#### PROVIDED RECORDS ####

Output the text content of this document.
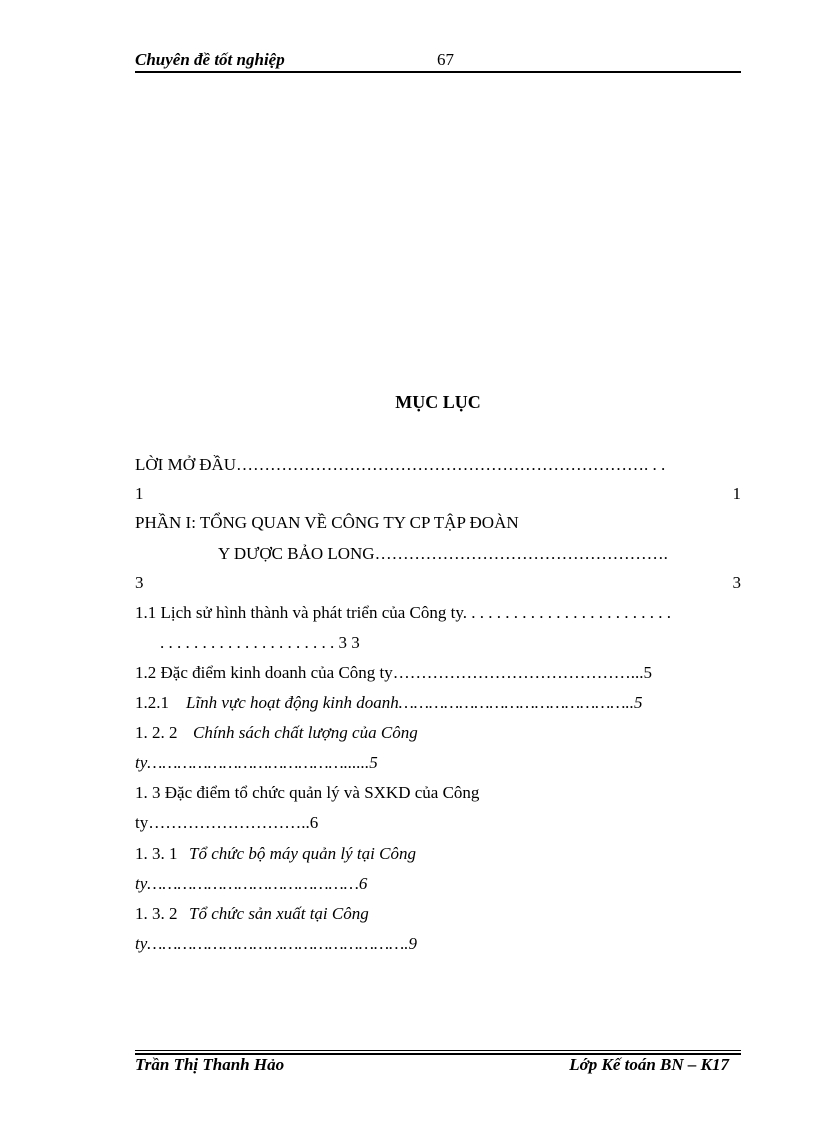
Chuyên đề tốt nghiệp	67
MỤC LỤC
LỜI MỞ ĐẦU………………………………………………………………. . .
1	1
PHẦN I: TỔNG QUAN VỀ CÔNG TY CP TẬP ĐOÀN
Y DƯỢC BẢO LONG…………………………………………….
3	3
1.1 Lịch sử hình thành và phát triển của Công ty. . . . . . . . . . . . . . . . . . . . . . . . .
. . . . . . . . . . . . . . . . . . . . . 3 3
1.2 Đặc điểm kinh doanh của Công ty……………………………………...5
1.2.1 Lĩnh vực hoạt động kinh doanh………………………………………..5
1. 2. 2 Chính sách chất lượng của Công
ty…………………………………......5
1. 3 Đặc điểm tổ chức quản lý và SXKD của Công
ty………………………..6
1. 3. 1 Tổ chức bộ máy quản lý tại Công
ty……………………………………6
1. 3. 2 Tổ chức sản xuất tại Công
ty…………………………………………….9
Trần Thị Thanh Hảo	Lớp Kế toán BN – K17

####

AIM: Quote the material word for word, dropping any images it holds.

TASK RESULT:
Output the text content of this document.
Chuyên đề tốt nghiệp	67
MỤC LỤC
LỜI MỞ ĐẦU………………………………………………………………. . .
1	1
PHẦN I: TỔNG QUAN VỀ CÔNG TY CP TẬP ĐOÀN
Y DƯỢC BẢO LONG…………………………………………….
3	3
1.1 Lịch sử hình thành và phát triển của Công ty. . . . . . . . . . . . . . . . . . . . . . . . .
. . . . . . . . . . . . . . . . . . . . . 3 3
1.2 Đặc điểm kinh doanh của Công ty……………………………………...5
1.2.1 Lĩnh vực hoạt động kinh doanh………………………………………..5
1. 2. 2 Chính sách chất lượng của Công
ty…………………………………......5
1. 3 Đặc điểm tổ chức quản lý và SXKD của Công
ty………………………..6
1. 3. 1 Tổ chức bộ máy quản lý tại Công
ty……………………………………6
1. 3. 2 Tổ chức sản xuất tại Công
ty…………………………………………….9
Trần Thị Thanh Hảo	Lớp Kế toán BN – K17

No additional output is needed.